Among the lines below, count those with "this". Give only the number.

========================================

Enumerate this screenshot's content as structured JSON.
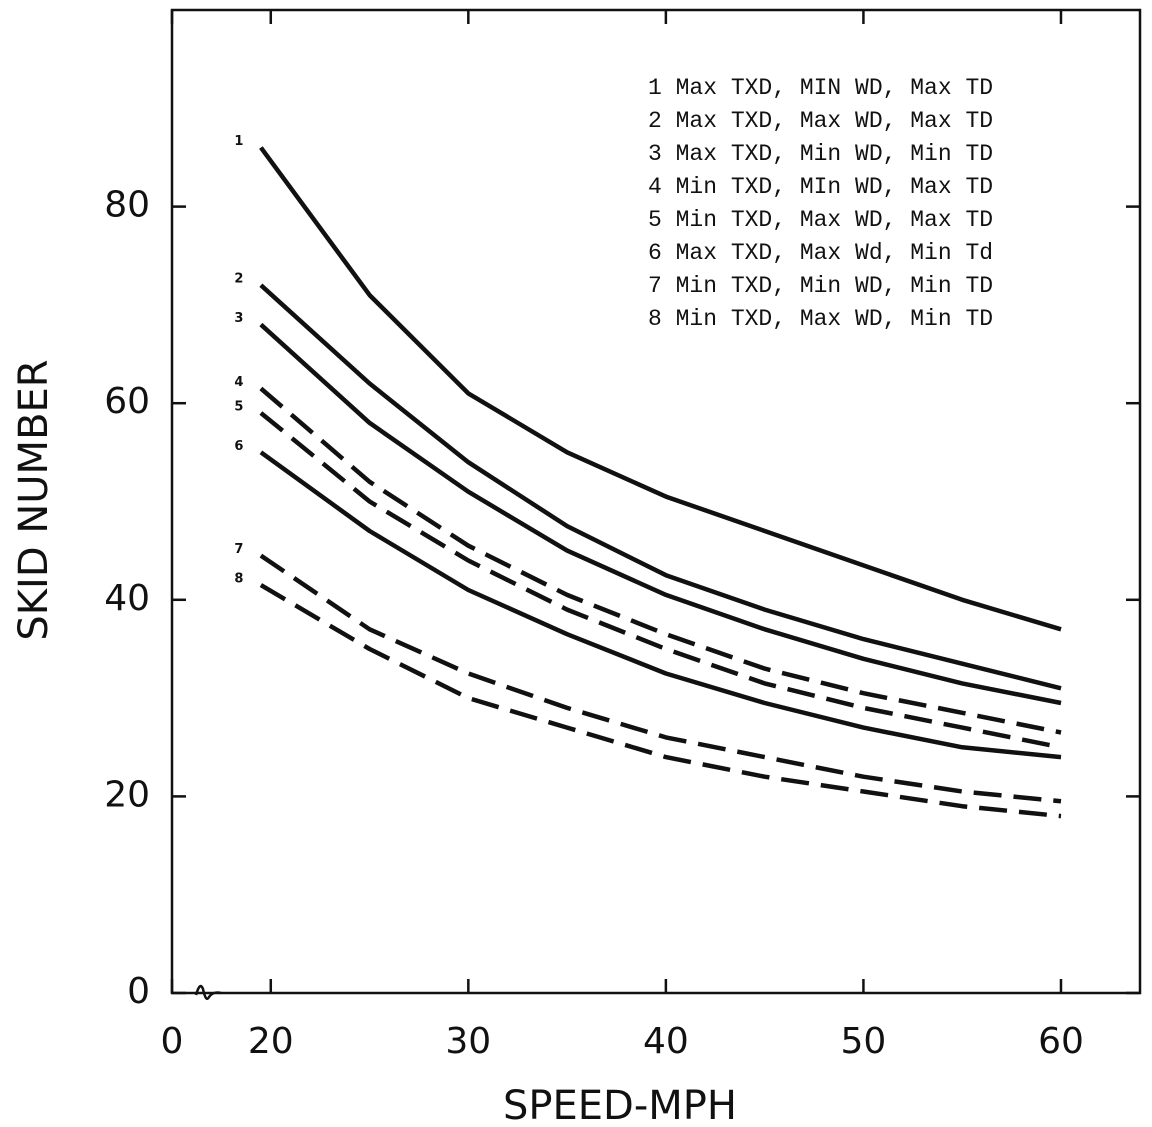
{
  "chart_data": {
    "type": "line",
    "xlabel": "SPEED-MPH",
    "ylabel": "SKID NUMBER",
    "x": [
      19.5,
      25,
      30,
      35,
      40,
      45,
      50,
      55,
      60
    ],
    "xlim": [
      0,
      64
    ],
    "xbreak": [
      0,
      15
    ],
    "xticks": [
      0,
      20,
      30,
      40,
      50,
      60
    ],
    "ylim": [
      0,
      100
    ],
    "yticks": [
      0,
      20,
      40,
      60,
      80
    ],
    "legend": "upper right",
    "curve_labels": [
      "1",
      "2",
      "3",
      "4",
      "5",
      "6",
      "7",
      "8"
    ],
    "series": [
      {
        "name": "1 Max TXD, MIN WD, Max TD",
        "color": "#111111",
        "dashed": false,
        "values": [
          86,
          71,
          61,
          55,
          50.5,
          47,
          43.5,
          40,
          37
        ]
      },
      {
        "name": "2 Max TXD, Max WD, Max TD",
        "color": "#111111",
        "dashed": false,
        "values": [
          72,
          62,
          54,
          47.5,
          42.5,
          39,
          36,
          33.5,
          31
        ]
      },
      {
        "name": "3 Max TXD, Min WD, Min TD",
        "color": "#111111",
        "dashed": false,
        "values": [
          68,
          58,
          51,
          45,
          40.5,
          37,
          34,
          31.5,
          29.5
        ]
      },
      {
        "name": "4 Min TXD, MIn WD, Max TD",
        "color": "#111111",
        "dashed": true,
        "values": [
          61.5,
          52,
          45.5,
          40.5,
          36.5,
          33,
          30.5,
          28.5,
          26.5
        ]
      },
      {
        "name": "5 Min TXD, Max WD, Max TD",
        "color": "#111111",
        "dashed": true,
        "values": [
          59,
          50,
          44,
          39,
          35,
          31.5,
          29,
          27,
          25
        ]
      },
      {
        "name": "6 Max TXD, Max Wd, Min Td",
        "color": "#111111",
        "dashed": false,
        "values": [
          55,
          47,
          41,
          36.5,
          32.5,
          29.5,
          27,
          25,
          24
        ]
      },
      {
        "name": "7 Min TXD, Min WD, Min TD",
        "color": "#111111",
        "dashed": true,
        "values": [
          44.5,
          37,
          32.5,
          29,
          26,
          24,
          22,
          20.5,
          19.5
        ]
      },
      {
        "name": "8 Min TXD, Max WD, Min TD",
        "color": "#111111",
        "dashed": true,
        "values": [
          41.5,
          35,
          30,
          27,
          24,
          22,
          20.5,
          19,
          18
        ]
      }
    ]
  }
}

========================================

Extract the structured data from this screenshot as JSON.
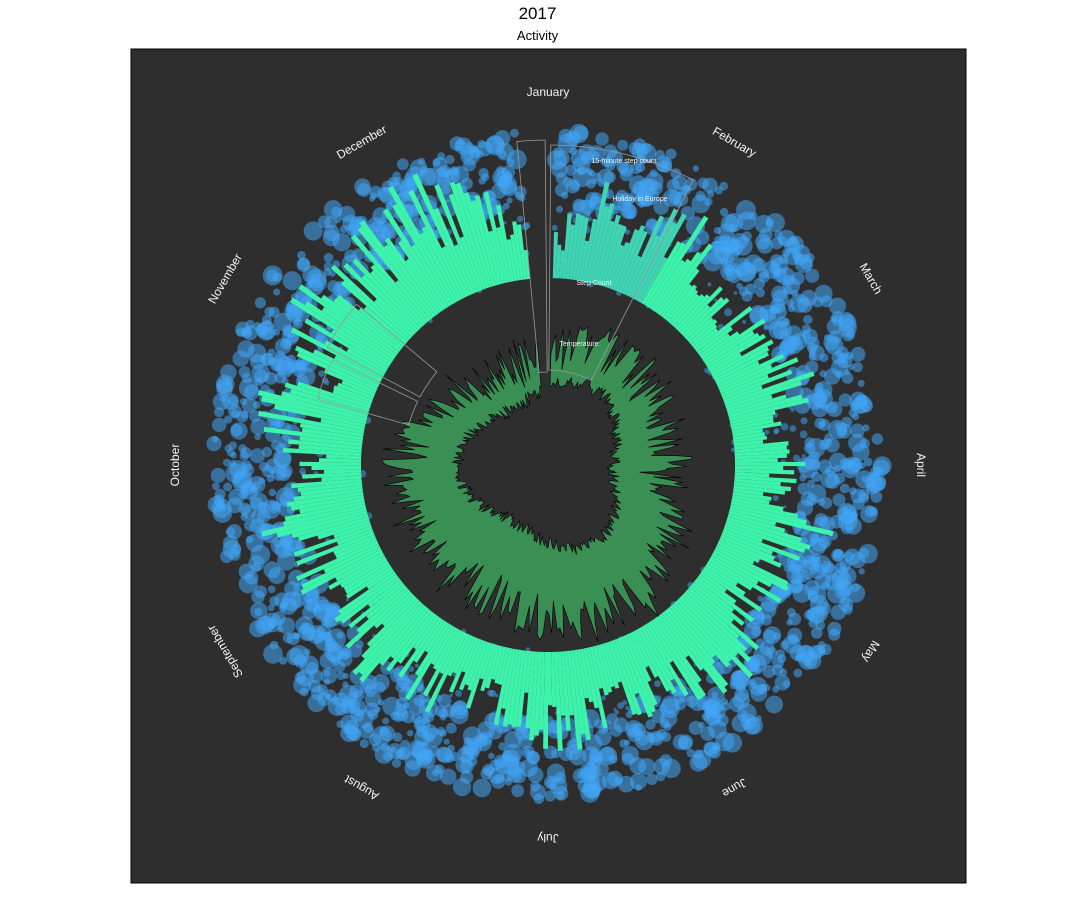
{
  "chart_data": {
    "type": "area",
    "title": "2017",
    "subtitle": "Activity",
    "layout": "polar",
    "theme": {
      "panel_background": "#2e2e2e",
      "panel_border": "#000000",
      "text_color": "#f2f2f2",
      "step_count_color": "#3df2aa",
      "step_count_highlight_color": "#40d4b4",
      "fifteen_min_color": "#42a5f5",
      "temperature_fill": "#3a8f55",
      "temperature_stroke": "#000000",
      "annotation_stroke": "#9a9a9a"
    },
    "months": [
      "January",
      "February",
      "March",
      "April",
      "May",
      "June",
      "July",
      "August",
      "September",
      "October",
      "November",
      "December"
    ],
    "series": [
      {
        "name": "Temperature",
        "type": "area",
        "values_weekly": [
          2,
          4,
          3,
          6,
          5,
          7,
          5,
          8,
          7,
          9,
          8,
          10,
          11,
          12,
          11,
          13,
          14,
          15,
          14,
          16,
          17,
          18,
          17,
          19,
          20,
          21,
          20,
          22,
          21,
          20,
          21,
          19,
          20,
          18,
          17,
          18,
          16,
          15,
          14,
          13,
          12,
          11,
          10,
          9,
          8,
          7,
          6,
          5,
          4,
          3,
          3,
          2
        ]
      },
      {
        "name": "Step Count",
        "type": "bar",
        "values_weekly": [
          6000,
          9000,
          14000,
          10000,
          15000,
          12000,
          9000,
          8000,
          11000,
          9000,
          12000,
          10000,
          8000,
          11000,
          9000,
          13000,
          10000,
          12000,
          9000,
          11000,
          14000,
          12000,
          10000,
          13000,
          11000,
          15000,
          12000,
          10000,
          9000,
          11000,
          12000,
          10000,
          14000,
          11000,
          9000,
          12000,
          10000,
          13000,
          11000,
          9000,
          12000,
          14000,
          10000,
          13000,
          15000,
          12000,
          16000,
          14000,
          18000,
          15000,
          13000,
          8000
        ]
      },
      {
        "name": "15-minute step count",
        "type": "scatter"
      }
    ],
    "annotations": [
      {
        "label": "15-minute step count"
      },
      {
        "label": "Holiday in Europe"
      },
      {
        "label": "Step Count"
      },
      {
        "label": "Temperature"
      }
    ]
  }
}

========================================

» **Solution to the problem**
2